▸ INFORMATION PROVIDED:
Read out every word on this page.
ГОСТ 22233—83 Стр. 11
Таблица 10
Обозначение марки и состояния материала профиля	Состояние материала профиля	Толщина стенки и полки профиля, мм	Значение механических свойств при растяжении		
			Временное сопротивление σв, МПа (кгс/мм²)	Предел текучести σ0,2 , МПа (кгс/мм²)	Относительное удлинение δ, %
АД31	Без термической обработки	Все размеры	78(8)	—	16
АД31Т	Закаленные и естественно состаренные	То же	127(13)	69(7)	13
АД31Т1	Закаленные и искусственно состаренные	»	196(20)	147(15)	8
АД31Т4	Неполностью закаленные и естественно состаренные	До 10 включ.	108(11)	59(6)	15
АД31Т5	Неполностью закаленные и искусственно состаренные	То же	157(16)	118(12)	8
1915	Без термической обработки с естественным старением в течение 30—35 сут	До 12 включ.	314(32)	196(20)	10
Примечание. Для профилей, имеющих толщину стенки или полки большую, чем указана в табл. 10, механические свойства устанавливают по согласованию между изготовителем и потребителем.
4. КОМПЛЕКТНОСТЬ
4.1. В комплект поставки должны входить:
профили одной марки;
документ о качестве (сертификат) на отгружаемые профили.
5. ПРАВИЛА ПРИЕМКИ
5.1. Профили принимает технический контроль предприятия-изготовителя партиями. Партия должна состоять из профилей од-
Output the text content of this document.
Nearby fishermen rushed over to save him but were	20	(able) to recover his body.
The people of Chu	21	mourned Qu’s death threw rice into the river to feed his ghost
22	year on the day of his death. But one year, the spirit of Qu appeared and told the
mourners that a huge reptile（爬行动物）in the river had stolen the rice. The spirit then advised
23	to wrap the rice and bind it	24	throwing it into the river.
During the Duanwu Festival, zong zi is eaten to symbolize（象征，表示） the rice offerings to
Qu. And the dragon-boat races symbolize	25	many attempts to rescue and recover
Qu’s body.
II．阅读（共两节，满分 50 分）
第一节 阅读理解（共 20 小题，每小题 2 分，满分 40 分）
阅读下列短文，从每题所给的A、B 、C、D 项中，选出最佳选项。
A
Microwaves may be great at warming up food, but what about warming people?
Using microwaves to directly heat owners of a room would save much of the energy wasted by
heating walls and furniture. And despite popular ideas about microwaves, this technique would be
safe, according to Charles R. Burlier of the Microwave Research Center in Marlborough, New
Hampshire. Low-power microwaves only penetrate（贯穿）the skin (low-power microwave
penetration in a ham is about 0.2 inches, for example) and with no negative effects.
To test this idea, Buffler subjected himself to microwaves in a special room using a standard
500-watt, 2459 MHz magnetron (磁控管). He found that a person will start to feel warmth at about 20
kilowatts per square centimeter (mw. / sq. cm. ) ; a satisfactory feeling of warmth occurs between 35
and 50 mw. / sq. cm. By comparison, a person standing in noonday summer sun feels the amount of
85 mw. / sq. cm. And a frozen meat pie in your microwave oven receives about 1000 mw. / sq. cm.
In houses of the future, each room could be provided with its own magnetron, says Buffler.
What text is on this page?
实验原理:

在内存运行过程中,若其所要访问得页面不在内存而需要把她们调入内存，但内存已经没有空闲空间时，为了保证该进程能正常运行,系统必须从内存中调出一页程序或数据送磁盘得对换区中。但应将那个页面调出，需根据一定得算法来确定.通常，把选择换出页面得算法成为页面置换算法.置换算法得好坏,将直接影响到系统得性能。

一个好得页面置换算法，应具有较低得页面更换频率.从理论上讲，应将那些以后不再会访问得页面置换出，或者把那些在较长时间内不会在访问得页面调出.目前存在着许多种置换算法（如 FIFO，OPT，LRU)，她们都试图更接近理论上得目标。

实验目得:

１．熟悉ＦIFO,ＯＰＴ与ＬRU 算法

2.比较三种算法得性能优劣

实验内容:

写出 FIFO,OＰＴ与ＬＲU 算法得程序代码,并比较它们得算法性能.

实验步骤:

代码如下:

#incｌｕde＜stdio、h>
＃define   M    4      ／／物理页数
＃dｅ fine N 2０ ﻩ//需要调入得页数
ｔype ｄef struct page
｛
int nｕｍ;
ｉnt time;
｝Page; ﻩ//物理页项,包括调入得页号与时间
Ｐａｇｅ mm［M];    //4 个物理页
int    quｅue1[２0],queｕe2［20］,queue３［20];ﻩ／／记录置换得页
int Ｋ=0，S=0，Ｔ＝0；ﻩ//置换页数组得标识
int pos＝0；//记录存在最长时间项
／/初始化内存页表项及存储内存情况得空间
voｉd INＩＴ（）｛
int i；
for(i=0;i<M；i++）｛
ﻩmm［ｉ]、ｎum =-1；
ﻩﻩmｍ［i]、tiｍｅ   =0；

▸ GIVEN REQUEST: Repeat the lines above exactly.

▸ SOLUTION:
Read out every word on this page.
ГОСТ 22233—83 Стр. 11
Таблица 10
Обозначение марки и состояния материала профиля	Состояние материала профиля	Толщина стенки и полки профиля, мм	Значение механических свойств при растяжении		
			Временное сопротивление σв, МПа (кгс/мм²)	Предел текучести σ0,2 , МПа (кгс/мм²)	Относительное удлинение δ, %
АД31	Без термической обработки	Все размеры	78(8)	—	16
АД31Т	Закаленные и естественно состаренные	То же	127(13)	69(7)	13
АД31Т1	Закаленные и искусственно состаренные	»	196(20)	147(15)	8
АД31Т4	Неполностью закаленные и естественно состаренные	До 10 включ.	108(11)	59(6)	15
АД31Т5	Неполностью закаленные и искусственно состаренные	То же	157(16)	118(12)	8
1915	Без термической обработки с естественным старением в течение 30—35 сут	До 12 включ.	314(32)	196(20)	10
Примечание. Для профилей, имеющих толщину стенки или полки большую, чем указана в табл. 10, механические свойства устанавливают по согласованию между изготовителем и потребителем.
4. КОМПЛЕКТНОСТЬ
4.1. В комплект поставки должны входить:
профили одной марки;
документ о качестве (сертификат) на отгружаемые профили.
5. ПРАВИЛА ПРИЕМКИ
5.1. Профили принимает технический контроль предприятия-изготовителя партиями. Партия должна состоять из профилей од-
Output the text content of this document.
Nearby fishermen rushed over to save him but were	20	(able) to recover his body.
The people of Chu	21	mourned Qu’s death threw rice into the river to feed his ghost
22	year on the day of his death. But one year, the spirit of Qu appeared and told the
mourners that a huge reptile（爬行动物）in the river had stolen the rice. The spirit then advised
23	to wrap the rice and bind it	24	throwing it into the river.
During the Duanwu Festival, zong zi is eaten to symbolize（象征，表示） the rice offerings to
Qu. And the dragon-boat races symbolize	25	many attempts to rescue and recover
Qu’s body.
II．阅读（共两节，满分 50 分）
第一节 阅读理解（共 20 小题，每小题 2 分，满分 40 分）
阅读下列短文，从每题所给的A、B 、C、D 项中，选出最佳选项。
A
Microwaves may be great at warming up food, but what about warming people?
Using microwaves to directly heat owners of a room would save much of the energy wasted by
heating walls and furniture. And despite popular ideas about microwaves, this technique would be
safe, according to Charles R. Burlier of the Microwave Research Center in Marlborough, New
Hampshire. Low-power microwaves only penetrate（贯穿）the skin (low-power microwave
penetration in a ham is about 0.2 inches, for example) and with no negative effects.
To test this idea, Buffler subjected himself to microwaves in a special room using a standard
500-watt, 2459 MHz magnetron (磁控管). He found that a person will start to feel warmth at about 20
kilowatts per square centimeter (mw. / sq. cm. ) ; a satisfactory feeling of warmth occurs between 35
and 50 mw. / sq. cm. By comparison, a person standing in noonday summer sun feels the amount of
85 mw. / sq. cm. And a frozen meat pie in your microwave oven receives about 1000 mw. / sq. cm.
In houses of the future, each room could be provided with its own magnetron, says Buffler.
What text is on this page?
实验原理:

在内存运行过程中,若其所要访问得页面不在内存而需要把她们调入内存，但内存已经没有空闲空间时，为了保证该进程能正常运行,系统必须从内存中调出一页程序或数据送磁盘得对换区中。但应将那个页面调出，需根据一定得算法来确定.通常，把选择换出页面得算法成为页面置换算法.置换算法得好坏,将直接影响到系统得性能。

一个好得页面置换算法，应具有较低得页面更换频率.从理论上讲，应将那些以后不再会访问得页面置换出，或者把那些在较长时间内不会在访问得页面调出.目前存在着许多种置换算法（如 FIFO，OPT，LRU)，她们都试图更接近理论上得目标。

实验目得:

１．熟悉ＦIFO,ＯＰＴ与ＬRU 算法

2.比较三种算法得性能优劣

实验内容:

写出 FIFO,OＰＴ与ＬＲU 算法得程序代码,并比较它们得算法性能.

实验步骤:

代码如下:

#incｌｕde＜stdio、h>
＃define   M    4      ／／物理页数
＃dｅ fine N 2０ ﻩ//需要调入得页数
ｔype ｄef struct page
｛
int nｕｍ;
ｉnt time;
｝Page; ﻩ//物理页项,包括调入得页号与时间
Ｐａｇｅ mm［M];    //4 个物理页
int    quｅue1[２0],queｕe2［20］,queue３［20];ﻩ／／记录置换得页
int Ｋ=0，S=0，Ｔ＝0；ﻩ//置换页数组得标识
int pos＝0；//记录存在最长时间项
／/初始化内存页表项及存储内存情况得空间
voｉd INＩＴ（）｛
int i；
for(i=0;i<M；i++）｛
ﻩmm［ｉ]、ｎum =-1；
ﻩﻩmｍ［i]、tiｍｅ   =0；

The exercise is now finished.